— EXERCISE INSTRUCTIONS —
Reproduce each of the entries below line for line, with no changes.

--- BEGIN RECORDS PROVIDED ---

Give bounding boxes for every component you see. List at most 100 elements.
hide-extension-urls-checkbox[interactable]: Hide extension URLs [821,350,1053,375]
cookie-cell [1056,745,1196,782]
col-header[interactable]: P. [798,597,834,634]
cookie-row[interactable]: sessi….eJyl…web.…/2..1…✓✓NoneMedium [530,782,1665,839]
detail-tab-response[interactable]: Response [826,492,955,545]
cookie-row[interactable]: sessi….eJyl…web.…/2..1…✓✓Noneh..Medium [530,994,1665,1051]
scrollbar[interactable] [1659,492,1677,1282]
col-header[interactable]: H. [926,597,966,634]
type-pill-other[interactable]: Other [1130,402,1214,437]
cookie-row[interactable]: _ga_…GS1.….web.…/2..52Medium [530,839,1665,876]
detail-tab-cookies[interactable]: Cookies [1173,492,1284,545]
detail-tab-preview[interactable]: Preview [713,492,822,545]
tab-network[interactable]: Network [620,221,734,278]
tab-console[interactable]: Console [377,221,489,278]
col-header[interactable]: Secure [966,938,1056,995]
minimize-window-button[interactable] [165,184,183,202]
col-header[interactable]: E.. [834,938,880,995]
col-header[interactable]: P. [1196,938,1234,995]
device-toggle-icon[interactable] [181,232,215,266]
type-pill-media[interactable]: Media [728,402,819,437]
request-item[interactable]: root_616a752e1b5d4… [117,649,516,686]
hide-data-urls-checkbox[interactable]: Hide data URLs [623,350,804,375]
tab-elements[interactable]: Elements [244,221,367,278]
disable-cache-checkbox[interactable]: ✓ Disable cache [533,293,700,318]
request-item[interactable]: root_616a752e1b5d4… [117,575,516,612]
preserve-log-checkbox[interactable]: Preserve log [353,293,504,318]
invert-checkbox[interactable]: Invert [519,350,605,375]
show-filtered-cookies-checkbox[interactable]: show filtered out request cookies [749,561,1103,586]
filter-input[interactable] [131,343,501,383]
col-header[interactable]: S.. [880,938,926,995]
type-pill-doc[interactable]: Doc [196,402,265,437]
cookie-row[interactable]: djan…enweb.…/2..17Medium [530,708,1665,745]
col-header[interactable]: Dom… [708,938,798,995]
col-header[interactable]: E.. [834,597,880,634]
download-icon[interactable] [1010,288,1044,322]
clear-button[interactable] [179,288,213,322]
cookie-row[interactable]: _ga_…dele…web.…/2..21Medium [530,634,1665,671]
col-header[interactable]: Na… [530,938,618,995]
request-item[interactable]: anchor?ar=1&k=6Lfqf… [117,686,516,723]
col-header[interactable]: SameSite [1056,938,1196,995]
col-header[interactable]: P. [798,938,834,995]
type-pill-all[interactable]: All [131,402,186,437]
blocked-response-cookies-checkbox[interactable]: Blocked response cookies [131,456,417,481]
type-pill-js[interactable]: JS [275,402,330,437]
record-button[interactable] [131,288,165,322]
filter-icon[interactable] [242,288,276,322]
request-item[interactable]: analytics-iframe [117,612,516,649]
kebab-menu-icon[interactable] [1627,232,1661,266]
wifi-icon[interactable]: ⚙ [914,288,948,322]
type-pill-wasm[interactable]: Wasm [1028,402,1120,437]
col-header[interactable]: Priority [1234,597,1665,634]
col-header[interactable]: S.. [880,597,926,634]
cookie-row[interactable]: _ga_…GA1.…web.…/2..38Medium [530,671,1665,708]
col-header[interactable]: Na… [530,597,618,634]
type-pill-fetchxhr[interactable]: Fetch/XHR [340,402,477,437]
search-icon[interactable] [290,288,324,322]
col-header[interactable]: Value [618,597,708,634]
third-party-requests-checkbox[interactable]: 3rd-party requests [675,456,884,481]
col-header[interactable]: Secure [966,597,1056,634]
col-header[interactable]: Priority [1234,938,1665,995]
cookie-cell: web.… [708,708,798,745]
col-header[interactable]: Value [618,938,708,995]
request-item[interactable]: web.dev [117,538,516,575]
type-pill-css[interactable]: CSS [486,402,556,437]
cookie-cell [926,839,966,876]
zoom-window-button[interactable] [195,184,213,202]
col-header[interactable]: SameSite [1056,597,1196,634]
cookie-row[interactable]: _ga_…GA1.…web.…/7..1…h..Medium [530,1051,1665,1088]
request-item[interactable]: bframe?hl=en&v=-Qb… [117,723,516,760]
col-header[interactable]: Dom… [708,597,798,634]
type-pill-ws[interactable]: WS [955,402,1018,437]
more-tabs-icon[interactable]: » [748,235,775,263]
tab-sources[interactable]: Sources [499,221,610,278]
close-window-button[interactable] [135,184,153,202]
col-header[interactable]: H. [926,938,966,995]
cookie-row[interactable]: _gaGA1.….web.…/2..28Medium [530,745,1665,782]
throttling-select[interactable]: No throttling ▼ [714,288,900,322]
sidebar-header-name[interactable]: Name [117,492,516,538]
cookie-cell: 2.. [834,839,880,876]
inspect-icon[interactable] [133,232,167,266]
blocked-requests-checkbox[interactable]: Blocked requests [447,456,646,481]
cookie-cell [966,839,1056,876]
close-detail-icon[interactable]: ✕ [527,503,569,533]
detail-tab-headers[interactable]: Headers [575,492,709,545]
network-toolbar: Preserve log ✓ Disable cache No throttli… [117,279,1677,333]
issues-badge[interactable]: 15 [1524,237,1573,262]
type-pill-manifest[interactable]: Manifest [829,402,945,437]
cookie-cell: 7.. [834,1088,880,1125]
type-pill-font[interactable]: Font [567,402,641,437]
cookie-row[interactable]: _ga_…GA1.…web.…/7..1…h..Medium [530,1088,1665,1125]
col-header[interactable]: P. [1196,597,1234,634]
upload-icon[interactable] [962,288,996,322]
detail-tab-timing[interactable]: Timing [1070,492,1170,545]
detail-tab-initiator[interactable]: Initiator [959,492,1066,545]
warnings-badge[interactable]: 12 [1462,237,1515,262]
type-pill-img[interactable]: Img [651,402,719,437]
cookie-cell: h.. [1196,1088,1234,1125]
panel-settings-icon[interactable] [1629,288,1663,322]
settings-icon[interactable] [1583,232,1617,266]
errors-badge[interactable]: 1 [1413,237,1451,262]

--- END RECORDS PROVIDED ---

— CORRECT OUTPUT —
Give bounding boxes for every component you see. List at most 100 elements.
hide-extension-urls-checkbox[interactable]: Hide extension URLs [821,350,1053,375]
cookie-cell [1056,745,1196,782]
col-header[interactable]: P. [798,597,834,634]
cookie-row[interactable]: sessi….eJyl…web.…/2..1…✓✓NoneMedium [530,782,1665,839]
detail-tab-response[interactable]: Response [826,492,955,545]
cookie-row[interactable]: sessi….eJyl…web.…/2..1…✓✓Noneh..Medium [530,994,1665,1051]
scrollbar[interactable] [1659,492,1677,1282]
col-header[interactable]: H. [926,597,966,634]
type-pill-other[interactable]: Other [1130,402,1214,437]
cookie-row[interactable]: _ga_…GS1.….web.…/2..52Medium [530,839,1665,876]
detail-tab-cookies[interactable]: Cookies [1173,492,1284,545]
detail-tab-preview[interactable]: Preview [713,492,822,545]
tab-network[interactable]: Network [620,221,734,278]
tab-console[interactable]: Console [377,221,489,278]
col-header[interactable]: Secure [966,938,1056,995]
minimize-window-button[interactable] [165,184,183,202]
col-header[interactable]: E.. [834,938,880,995]
col-header[interactable]: P. [1196,938,1234,995]
device-toggle-icon[interactable] [181,232,215,266]
type-pill-media[interactable]: Media [728,402,819,437]
request-item[interactable]: root_616a752e1b5d4… [117,649,516,686]
hide-data-urls-checkbox[interactable]: Hide data URLs [623,350,804,375]
tab-elements[interactable]: Elements [244,221,367,278]
disable-cache-checkbox[interactable]: ✓ Disable cache [533,293,700,318]
request-item[interactable]: root_616a752e1b5d4… [117,575,516,612]
preserve-log-checkbox[interactable]: Preserve log [353,293,504,318]
invert-checkbox[interactable]: Invert [519,350,605,375]
show-filtered-cookies-checkbox[interactable]: show filtered out request cookies [749,561,1103,586]
filter-input[interactable] [131,343,501,383]
col-header[interactable]: S.. [880,938,926,995]
type-pill-doc[interactable]: Doc [196,402,265,437]
cookie-row[interactable]: djan…enweb.…/2..17Medium [530,708,1665,745]
col-header[interactable]: Dom… [708,938,798,995]
col-header[interactable]: E.. [834,597,880,634]
download-icon[interactable] [1010,288,1044,322]
clear-button[interactable] [179,288,213,322]
cookie-row[interactable]: _ga_…dele…web.…/2..21Medium [530,634,1665,671]
col-header[interactable]: Na… [530,938,618,995]
request-item[interactable]: anchor?ar=1&k=6Lfqf… [117,686,516,723]
col-header[interactable]: SameSite [1056,938,1196,995]
col-header[interactable]: P. [798,938,834,995]
type-pill-all[interactable]: All [131,402,186,437]
blocked-response-cookies-checkbox[interactable]: Blocked response cookies [131,456,417,481]
type-pill-js[interactable]: JS [275,402,330,437]
record-button[interactable] [131,288,165,322]
filter-icon[interactable] [242,288,276,322]
request-item[interactable]: analytics-iframe [117,612,516,649]
kebab-menu-icon[interactable] [1627,232,1661,266]
wifi-icon[interactable]: ⚙ [914,288,948,322]
type-pill-wasm[interactable]: Wasm [1028,402,1120,437]
col-header[interactable]: Priority [1234,597,1665,634]
col-header[interactable]: S.. [880,597,926,634]
cookie-row[interactable]: _ga_…GA1.…web.…/2..38Medium [530,671,1665,708]
col-header[interactable]: Na… [530,597,618,634]
type-pill-fetchxhr[interactable]: Fetch/XHR [340,402,477,437]
search-icon[interactable] [290,288,324,322]
col-header[interactable]: Value [618,597,708,634]
third-party-requests-checkbox[interactable]: 3rd-party requests [675,456,884,481]
col-header[interactable]: Secure [966,597,1056,634]
col-header[interactable]: Priority [1234,938,1665,995]
cookie-cell: web.… [708,708,798,745]
col-header[interactable]: Value [618,938,708,995]
request-item[interactable]: web.dev [117,538,516,575]
type-pill-css[interactable]: CSS [486,402,556,437]
cookie-cell [926,839,966,876]
zoom-window-button[interactable] [195,184,213,202]
col-header[interactable]: SameSite [1056,597,1196,634]
cookie-row[interactable]: _ga_…GA1.…web.…/7..1…h..Medium [530,1051,1665,1088]
request-item[interactable]: bframe?hl=en&v=-Qb… [117,723,516,760]
col-header[interactable]: Dom… [708,597,798,634]
type-pill-ws[interactable]: WS [955,402,1018,437]
more-tabs-icon[interactable]: » [748,235,775,263]
tab-sources[interactable]: Sources [499,221,610,278]
close-window-button[interactable] [135,184,153,202]
col-header[interactable]: H. [926,938,966,995]
cookie-row[interactable]: _gaGA1.….web.…/2..28Medium [530,745,1665,782]
throttling-select[interactable]: No throttling ▼ [714,288,900,322]
sidebar-header-name[interactable]: Name [117,492,516,538]
cookie-cell: 2.. [834,839,880,876]
inspect-icon[interactable] [133,232,167,266]
blocked-requests-checkbox[interactable]: Blocked requests [447,456,646,481]
cookie-cell [966,839,1056,876]
close-detail-icon[interactable]: ✕ [527,503,569,533]
detail-tab-headers[interactable]: Headers [575,492,709,545]
network-toolbar: Preserve log ✓ Disable cache No throttli… [117,279,1677,333]
issues-badge[interactable]: 15 [1524,237,1573,262]
type-pill-manifest[interactable]: Manifest [829,402,945,437]
cookie-cell: 7.. [834,1088,880,1125]
type-pill-font[interactable]: Font [567,402,641,437]
cookie-row[interactable]: _ga_…GA1.…web.…/7..1…h..Medium [530,1088,1665,1125]
col-header[interactable]: P. [1196,597,1234,634]
upload-icon[interactable] [962,288,996,322]
detail-tab-timing[interactable]: Timing [1070,492,1170,545]
detail-tab-initiator[interactable]: Initiator [959,492,1066,545]
warnings-badge[interactable]: 12 [1462,237,1515,262]
type-pill-img[interactable]: Img [651,402,719,437]
cookie-cell: h.. [1196,1088,1234,1125]
panel-settings-icon[interactable] [1629,288,1663,322]
settings-icon[interactable] [1583,232,1617,266]
errors-badge[interactable]: 1 [1413,237,1451,262]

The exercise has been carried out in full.